REQUIRED TASK: Retype all the entries word for word, but omit the pictures.

DATA SHOWN:
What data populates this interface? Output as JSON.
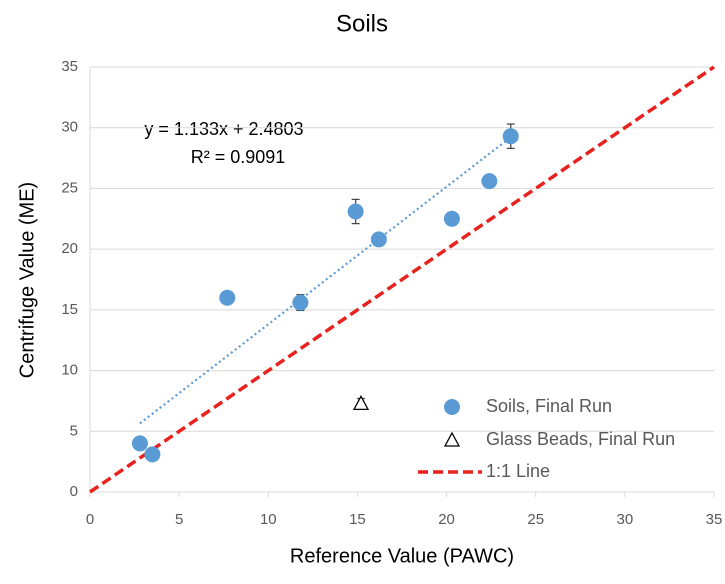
{
  "chart_data": {
    "type": "scatter",
    "title": "Soils",
    "xlabel": "Reference Value (PAWC)",
    "ylabel": "Centrifuge Value (ME)",
    "xlim": [
      0,
      35
    ],
    "xticks": [
      0,
      5,
      10,
      15,
      20,
      25,
      30,
      35
    ],
    "ylim": [
      0,
      35
    ],
    "yticks": [
      0,
      5,
      10,
      15,
      20,
      25,
      30,
      35
    ],
    "grid": true,
    "legend": "lower right",
    "series": [
      {
        "name": "Soils, Final Run",
        "color": "#5b9bd5",
        "marker": "circle",
        "x": [
          2.8,
          3.5,
          7.7,
          11.8,
          14.9,
          16.2,
          20.3,
          22.4,
          23.6
        ],
        "values": [
          4.0,
          3.1,
          16.0,
          15.6,
          23.1,
          20.8,
          22.5,
          25.6,
          29.3
        ],
        "errors": [
          null,
          null,
          null,
          0.65,
          1.0,
          null,
          null,
          null,
          1.0
        ]
      },
      {
        "name": "Glass Beads, Final Run",
        "color": "#000000",
        "marker": "triangle",
        "x": [
          15.2
        ],
        "values": [
          7.3
        ],
        "errors": [
          0.4
        ]
      }
    ],
    "trendline": {
      "slope": 1.133,
      "intercept": 2.4803,
      "color": "#5b9bd5",
      "label": "y = 1.133x + 2.4803",
      "r2_label": "R² = 0.9091"
    },
    "reference_line": {
      "name": "1:1 Line",
      "color": "#e8221f",
      "slope": 1
    }
  }
}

RIGHT ANSWER:
What data populates this interface? Output as JSON.
{
  "chart_data": {
    "type": "scatter",
    "title": "Soils",
    "xlabel": "Reference Value (PAWC)",
    "ylabel": "Centrifuge Value (ME)",
    "xlim": [
      0,
      35
    ],
    "xticks": [
      0,
      5,
      10,
      15,
      20,
      25,
      30,
      35
    ],
    "ylim": [
      0,
      35
    ],
    "yticks": [
      0,
      5,
      10,
      15,
      20,
      25,
      30,
      35
    ],
    "grid": true,
    "legend": "lower right",
    "series": [
      {
        "name": "Soils, Final Run",
        "color": "#5b9bd5",
        "marker": "circle",
        "x": [
          2.8,
          3.5,
          7.7,
          11.8,
          14.9,
          16.2,
          20.3,
          22.4,
          23.6
        ],
        "values": [
          4.0,
          3.1,
          16.0,
          15.6,
          23.1,
          20.8,
          22.5,
          25.6,
          29.3
        ],
        "errors": [
          null,
          null,
          null,
          0.65,
          1.0,
          null,
          null,
          null,
          1.0
        ]
      },
      {
        "name": "Glass Beads, Final Run",
        "color": "#000000",
        "marker": "triangle",
        "x": [
          15.2
        ],
        "values": [
          7.3
        ],
        "errors": [
          0.4
        ]
      }
    ],
    "trendline": {
      "slope": 1.133,
      "intercept": 2.4803,
      "color": "#5b9bd5",
      "label": "y = 1.133x + 2.4803",
      "r2_label": "R² = 0.9091"
    },
    "reference_line": {
      "name": "1:1 Line",
      "color": "#e8221f",
      "slope": 1
    }
  }
}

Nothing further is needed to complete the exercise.